Exercise brief
Present the data once more in exactly its original form.

The records

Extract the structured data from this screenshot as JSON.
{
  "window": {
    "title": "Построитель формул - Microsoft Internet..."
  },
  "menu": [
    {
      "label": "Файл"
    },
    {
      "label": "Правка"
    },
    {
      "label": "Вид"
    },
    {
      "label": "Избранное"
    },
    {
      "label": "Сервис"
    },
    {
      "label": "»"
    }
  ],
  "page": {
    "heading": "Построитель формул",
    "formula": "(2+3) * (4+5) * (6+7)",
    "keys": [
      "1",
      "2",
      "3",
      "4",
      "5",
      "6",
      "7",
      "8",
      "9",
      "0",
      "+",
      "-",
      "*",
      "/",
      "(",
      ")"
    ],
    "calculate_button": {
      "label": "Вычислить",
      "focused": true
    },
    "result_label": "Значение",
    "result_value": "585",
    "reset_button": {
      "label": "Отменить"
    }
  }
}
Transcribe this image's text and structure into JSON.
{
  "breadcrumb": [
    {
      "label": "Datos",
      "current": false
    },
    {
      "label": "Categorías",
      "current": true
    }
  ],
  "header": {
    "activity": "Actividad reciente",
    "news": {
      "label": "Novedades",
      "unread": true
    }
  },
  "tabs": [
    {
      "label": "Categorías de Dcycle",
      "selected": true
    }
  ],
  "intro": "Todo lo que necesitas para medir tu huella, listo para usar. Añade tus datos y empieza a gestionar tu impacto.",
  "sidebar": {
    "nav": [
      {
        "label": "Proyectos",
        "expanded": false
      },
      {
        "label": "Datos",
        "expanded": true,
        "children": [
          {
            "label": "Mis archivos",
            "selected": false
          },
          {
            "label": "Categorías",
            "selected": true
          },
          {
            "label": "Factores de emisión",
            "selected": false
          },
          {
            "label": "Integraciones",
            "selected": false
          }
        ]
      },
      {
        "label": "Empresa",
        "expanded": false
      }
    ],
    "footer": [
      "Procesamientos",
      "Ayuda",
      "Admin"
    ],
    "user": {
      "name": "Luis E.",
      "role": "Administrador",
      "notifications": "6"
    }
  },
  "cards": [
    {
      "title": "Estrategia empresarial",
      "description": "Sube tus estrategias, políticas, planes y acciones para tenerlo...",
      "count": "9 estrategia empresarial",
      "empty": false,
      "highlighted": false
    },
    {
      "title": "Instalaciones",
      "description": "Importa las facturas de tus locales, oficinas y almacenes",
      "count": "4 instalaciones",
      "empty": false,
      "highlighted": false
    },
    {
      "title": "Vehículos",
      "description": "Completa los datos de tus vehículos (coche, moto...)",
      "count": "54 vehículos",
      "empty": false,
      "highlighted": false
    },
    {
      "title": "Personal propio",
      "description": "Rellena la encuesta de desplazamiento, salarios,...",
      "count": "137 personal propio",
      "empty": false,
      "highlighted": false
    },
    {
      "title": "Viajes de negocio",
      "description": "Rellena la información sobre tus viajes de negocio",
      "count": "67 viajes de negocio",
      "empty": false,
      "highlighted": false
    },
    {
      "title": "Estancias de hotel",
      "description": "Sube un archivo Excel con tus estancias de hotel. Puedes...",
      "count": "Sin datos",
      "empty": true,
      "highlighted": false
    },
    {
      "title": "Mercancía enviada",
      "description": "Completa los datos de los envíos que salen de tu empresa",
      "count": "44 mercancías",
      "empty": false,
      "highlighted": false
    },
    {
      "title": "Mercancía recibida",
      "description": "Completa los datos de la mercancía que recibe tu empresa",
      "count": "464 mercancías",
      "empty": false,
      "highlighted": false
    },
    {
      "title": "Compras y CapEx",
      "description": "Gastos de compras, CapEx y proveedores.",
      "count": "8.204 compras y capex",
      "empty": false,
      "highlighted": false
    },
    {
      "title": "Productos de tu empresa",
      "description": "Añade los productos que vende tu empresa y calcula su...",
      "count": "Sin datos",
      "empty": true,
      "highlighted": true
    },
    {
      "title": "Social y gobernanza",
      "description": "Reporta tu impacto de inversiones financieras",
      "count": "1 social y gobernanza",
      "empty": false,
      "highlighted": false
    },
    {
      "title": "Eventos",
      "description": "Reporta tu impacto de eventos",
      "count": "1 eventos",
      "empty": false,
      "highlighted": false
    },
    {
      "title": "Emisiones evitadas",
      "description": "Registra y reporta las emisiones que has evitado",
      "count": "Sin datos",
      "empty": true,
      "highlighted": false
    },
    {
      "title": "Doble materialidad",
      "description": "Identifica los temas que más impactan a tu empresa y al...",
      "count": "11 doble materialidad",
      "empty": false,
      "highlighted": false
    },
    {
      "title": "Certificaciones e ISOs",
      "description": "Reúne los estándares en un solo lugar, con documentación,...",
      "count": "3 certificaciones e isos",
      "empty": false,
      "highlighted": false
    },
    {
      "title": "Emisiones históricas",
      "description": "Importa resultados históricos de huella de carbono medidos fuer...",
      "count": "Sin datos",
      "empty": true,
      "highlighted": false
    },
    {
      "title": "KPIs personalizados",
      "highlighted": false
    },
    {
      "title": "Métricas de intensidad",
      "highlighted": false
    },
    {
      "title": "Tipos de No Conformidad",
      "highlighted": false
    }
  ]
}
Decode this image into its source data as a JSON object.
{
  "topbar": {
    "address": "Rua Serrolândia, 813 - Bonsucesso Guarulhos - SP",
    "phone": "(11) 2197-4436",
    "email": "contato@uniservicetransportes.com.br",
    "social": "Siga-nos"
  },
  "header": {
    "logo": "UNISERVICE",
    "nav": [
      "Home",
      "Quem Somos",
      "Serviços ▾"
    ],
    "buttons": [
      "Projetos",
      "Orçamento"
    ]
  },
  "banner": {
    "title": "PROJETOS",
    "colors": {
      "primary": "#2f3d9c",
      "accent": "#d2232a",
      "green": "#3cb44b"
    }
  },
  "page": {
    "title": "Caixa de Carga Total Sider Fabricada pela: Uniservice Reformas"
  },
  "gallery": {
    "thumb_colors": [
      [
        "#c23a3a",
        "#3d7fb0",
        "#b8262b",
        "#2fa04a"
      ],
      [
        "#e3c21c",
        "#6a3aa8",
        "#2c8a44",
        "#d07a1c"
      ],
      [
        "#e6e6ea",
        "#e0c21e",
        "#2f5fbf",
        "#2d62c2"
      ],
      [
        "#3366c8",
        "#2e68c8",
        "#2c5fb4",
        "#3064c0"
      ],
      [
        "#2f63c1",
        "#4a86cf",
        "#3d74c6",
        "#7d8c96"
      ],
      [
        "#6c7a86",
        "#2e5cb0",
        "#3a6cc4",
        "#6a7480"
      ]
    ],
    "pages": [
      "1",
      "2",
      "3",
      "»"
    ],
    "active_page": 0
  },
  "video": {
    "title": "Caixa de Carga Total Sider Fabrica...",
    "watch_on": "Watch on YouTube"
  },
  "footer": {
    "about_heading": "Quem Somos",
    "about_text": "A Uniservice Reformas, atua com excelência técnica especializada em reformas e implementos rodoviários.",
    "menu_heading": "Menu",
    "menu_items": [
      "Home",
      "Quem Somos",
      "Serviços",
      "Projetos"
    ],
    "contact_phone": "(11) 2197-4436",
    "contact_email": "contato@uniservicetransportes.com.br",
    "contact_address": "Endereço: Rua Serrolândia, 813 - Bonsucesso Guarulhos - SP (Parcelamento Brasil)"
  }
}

Answer to the task
Extract the structured data from this screenshot as JSON.
{
  "window": {
    "title": "Построитель формул - Microsoft Internet..."
  },
  "menu": [
    {
      "label": "Файл"
    },
    {
      "label": "Правка"
    },
    {
      "label": "Вид"
    },
    {
      "label": "Избранное"
    },
    {
      "label": "Сервис"
    },
    {
      "label": "»"
    }
  ],
  "page": {
    "heading": "Построитель формул",
    "formula": "(2+3) * (4+5) * (6+7)",
    "keys": [
      "1",
      "2",
      "3",
      "4",
      "5",
      "6",
      "7",
      "8",
      "9",
      "0",
      "+",
      "-",
      "*",
      "/",
      "(",
      ")"
    ],
    "calculate_button": {
      "label": "Вычислить",
      "focused": true
    },
    "result_label": "Значение",
    "result_value": "585",
    "reset_button": {
      "label": "Отменить"
    }
  }
}
Transcribe this image's text and structure into JSON.
{
  "breadcrumb": [
    {
      "label": "Datos",
      "current": false
    },
    {
      "label": "Categorías",
      "current": true
    }
  ],
  "header": {
    "activity": "Actividad reciente",
    "news": {
      "label": "Novedades",
      "unread": true
    }
  },
  "tabs": [
    {
      "label": "Categorías de Dcycle",
      "selected": true
    }
  ],
  "intro": "Todo lo que necesitas para medir tu huella, listo para usar. Añade tus datos y empieza a gestionar tu impacto.",
  "sidebar": {
    "nav": [
      {
        "label": "Proyectos",
        "expanded": false
      },
      {
        "label": "Datos",
        "expanded": true,
        "children": [
          {
            "label": "Mis archivos",
            "selected": false
          },
          {
            "label": "Categorías",
            "selected": true
          },
          {
            "label": "Factores de emisión",
            "selected": false
          },
          {
            "label": "Integraciones",
            "selected": false
          }
        ]
      },
      {
        "label": "Empresa",
        "expanded": false
      }
    ],
    "footer": [
      "Procesamientos",
      "Ayuda",
      "Admin"
    ],
    "user": {
      "name": "Luis E.",
      "role": "Administrador",
      "notifications": "6"
    }
  },
  "cards": [
    {
      "title": "Estrategia empresarial",
      "description": "Sube tus estrategias, políticas, planes y acciones para tenerlo...",
      "count": "9 estrategia empresarial",
      "empty": false,
      "highlighted": false
    },
    {
      "title": "Instalaciones",
      "description": "Importa las facturas de tus locales, oficinas y almacenes",
      "count": "4 instalaciones",
      "empty": false,
      "highlighted": false
    },
    {
      "title": "Vehículos",
      "description": "Completa los datos de tus vehículos (coche, moto...)",
      "count": "54 vehículos",
      "empty": false,
      "highlighted": false
    },
    {
      "title": "Personal propio",
      "description": "Rellena la encuesta de desplazamiento, salarios,...",
      "count": "137 personal propio",
      "empty": false,
      "highlighted": false
    },
    {
      "title": "Viajes de negocio",
      "description": "Rellena la información sobre tus viajes de negocio",
      "count": "67 viajes de negocio",
      "empty": false,
      "highlighted": false
    },
    {
      "title": "Estancias de hotel",
      "description": "Sube un archivo Excel con tus estancias de hotel. Puedes...",
      "count": "Sin datos",
      "empty": true,
      "highlighted": false
    },
    {
      "title": "Mercancía enviada",
      "description": "Completa los datos de los envíos que salen de tu empresa",
      "count": "44 mercancías",
      "empty": false,
      "highlighted": false
    },
    {
      "title": "Mercancía recibida",
      "description": "Completa los datos de la mercancía que recibe tu empresa",
      "count": "464 mercancías",
      "empty": false,
      "highlighted": false
    },
    {
      "title": "Compras y CapEx",
      "description": "Gastos de compras, CapEx y proveedores.",
      "count": "8.204 compras y capex",
      "empty": false,
      "highlighted": false
    },
    {
      "title": "Productos de tu empresa",
      "description": "Añade los productos que vende tu empresa y calcula su...",
      "count": "Sin datos",
      "empty": true,
      "highlighted": true
    },
    {
      "title": "Social y gobernanza",
      "description": "Reporta tu impacto de inversiones financieras",
      "count": "1 social y gobernanza",
      "empty": false,
      "highlighted": false
    },
    {
      "title": "Eventos",
      "description": "Reporta tu impacto de eventos",
      "count": "1 eventos",
      "empty": false,
      "highlighted": false
    },
    {
      "title": "Emisiones evitadas",
      "description": "Registra y reporta las emisiones que has evitado",
      "count": "Sin datos",
      "empty": true,
      "highlighted": false
    },
    {
      "title": "Doble materialidad",
      "description": "Identifica los temas que más impactan a tu empresa y al...",
      "count": "11 doble materialidad",
      "empty": false,
      "highlighted": false
    },
    {
      "title": "Certificaciones e ISOs",
      "description": "Reúne los estándares en un solo lugar, con documentación,...",
      "count": "3 certificaciones e isos",
      "empty": false,
      "highlighted": false
    },
    {
      "title": "Emisiones históricas",
      "description": "Importa resultados históricos de huella de carbono medidos fuer...",
      "count": "Sin datos",
      "empty": true,
      "highlighted": false
    },
    {
      "title": "KPIs personalizados",
      "highlighted": false
    },
    {
      "title": "Métricas de intensidad",
      "highlighted": false
    },
    {
      "title": "Tipos de No Conformidad",
      "highlighted": false
    }
  ]
}
Decode this image into its source data as a JSON object.
{
  "topbar": {
    "address": "Rua Serrolândia, 813 - Bonsucesso Guarulhos - SP",
    "phone": "(11) 2197-4436",
    "email": "contato@uniservicetransportes.com.br",
    "social": "Siga-nos"
  },
  "header": {
    "logo": "UNISERVICE",
    "nav": [
      "Home",
      "Quem Somos",
      "Serviços ▾"
    ],
    "buttons": [
      "Projetos",
      "Orçamento"
    ]
  },
  "banner": {
    "title": "PROJETOS",
    "colors": {
      "primary": "#2f3d9c",
      "accent": "#d2232a",
      "green": "#3cb44b"
    }
  },
  "page": {
    "title": "Caixa de Carga Total Sider Fabricada pela: Uniservice Reformas"
  },
  "gallery": {
    "thumb_colors": [
      [
        "#c23a3a",
        "#3d7fb0",
        "#b8262b",
        "#2fa04a"
      ],
      [
        "#e3c21c",
        "#6a3aa8",
        "#2c8a44",
        "#d07a1c"
      ],
      [
        "#e6e6ea",
        "#e0c21e",
        "#2f5fbf",
        "#2d62c2"
      ],
      [
        "#3366c8",
        "#2e68c8",
        "#2c5fb4",
        "#3064c0"
      ],
      [
        "#2f63c1",
        "#4a86cf",
        "#3d74c6",
        "#7d8c96"
      ],
      [
        "#6c7a86",
        "#2e5cb0",
        "#3a6cc4",
        "#6a7480"
      ]
    ],
    "pages": [
      "1",
      "2",
      "3",
      "»"
    ],
    "active_page": 0
  },
  "video": {
    "title": "Caixa de Carga Total Sider Fabrica...",
    "watch_on": "Watch on YouTube"
  },
  "footer": {
    "about_heading": "Quem Somos",
    "about_text": "A Uniservice Reformas, atua com excelência técnica especializada em reformas e implementos rodoviários.",
    "menu_heading": "Menu",
    "menu_items": [
      "Home",
      "Quem Somos",
      "Serviços",
      "Projetos"
    ],
    "contact_phone": "(11) 2197-4436",
    "contact_email": "contato@uniservicetransportes.com.br",
    "contact_address": "Endereço: Rua Serrolândia, 813 - Bonsucesso Guarulhos - SP (Parcelamento Brasil)"
  }
}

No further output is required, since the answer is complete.